Scan the data below. Pull out each line where "miracle" occurs.

The data »
= = = =

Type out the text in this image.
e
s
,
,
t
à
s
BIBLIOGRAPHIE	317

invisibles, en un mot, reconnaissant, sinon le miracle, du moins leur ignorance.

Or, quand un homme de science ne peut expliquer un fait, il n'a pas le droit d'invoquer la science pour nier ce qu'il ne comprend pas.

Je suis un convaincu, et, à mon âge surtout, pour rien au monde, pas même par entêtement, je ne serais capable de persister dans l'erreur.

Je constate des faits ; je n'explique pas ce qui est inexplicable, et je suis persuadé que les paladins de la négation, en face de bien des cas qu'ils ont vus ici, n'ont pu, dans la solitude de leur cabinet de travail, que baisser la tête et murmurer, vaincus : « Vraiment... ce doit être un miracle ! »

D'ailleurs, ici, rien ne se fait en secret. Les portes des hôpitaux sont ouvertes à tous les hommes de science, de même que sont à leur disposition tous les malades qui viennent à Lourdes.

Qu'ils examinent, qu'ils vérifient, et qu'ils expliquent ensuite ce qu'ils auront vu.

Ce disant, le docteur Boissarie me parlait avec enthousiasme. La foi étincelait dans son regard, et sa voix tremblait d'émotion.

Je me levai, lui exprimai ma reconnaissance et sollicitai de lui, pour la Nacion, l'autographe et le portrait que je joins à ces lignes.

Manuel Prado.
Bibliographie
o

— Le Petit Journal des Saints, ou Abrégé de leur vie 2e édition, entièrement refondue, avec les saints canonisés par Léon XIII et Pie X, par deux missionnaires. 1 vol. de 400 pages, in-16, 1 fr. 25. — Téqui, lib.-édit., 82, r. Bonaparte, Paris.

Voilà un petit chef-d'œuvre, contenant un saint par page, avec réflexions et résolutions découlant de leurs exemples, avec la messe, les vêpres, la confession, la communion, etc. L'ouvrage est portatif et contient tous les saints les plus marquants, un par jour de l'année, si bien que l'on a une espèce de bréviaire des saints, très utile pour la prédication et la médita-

= = = =

Correct result »
invisibles, en un mot, reconnaissant, sinon le miracle, du moins leur ignorance.
Je constate des faits ; je n'explique pas ce qui est inexplicable, et je suis persuadé que les paladins de la négation, en face de bien des cas qu'ils ont vus ici, n'ont pu, dans la solitude de leur cabinet de travail, que baisser la tête et murmurer, vaincus : « Vraiment... ce doit être un miracle ! »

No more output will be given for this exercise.